** Start **
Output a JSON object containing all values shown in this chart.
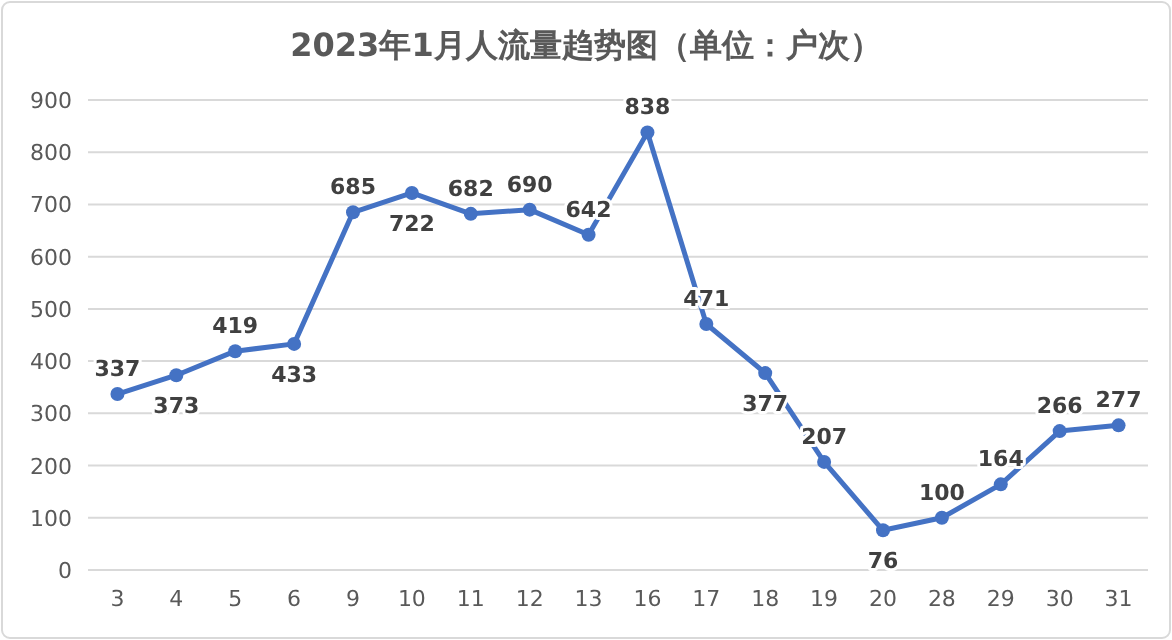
{
  "chart_data": {
    "type": "line",
    "title": "2023年1月人流量趋势图（单位：户次）",
    "categories": [
      "3",
      "4",
      "5",
      "6",
      "9",
      "10",
      "11",
      "12",
      "13",
      "16",
      "17",
      "18",
      "19",
      "20",
      "28",
      "29",
      "30",
      "31"
    ],
    "series": [
      {
        "color": "#4472c4",
        "values": [
          337,
          373,
          419,
          433,
          685,
          722,
          682,
          690,
          642,
          838,
          471,
          377,
          207,
          76,
          100,
          164,
          266,
          277
        ]
      }
    ],
    "ylim": [
      0,
      900
    ],
    "yticks": [
      0,
      100,
      200,
      300,
      400,
      500,
      600,
      700,
      800,
      900
    ],
    "grid": "y",
    "marker": "circle",
    "line_style": "solid",
    "data_labels": true
  }
}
** End **
_DIRECTIONS_
Pull every line containing "values" from the material above.

_OUTPUT BELOW_
Output a JSON object containing all values shown in this chart.
        "values": [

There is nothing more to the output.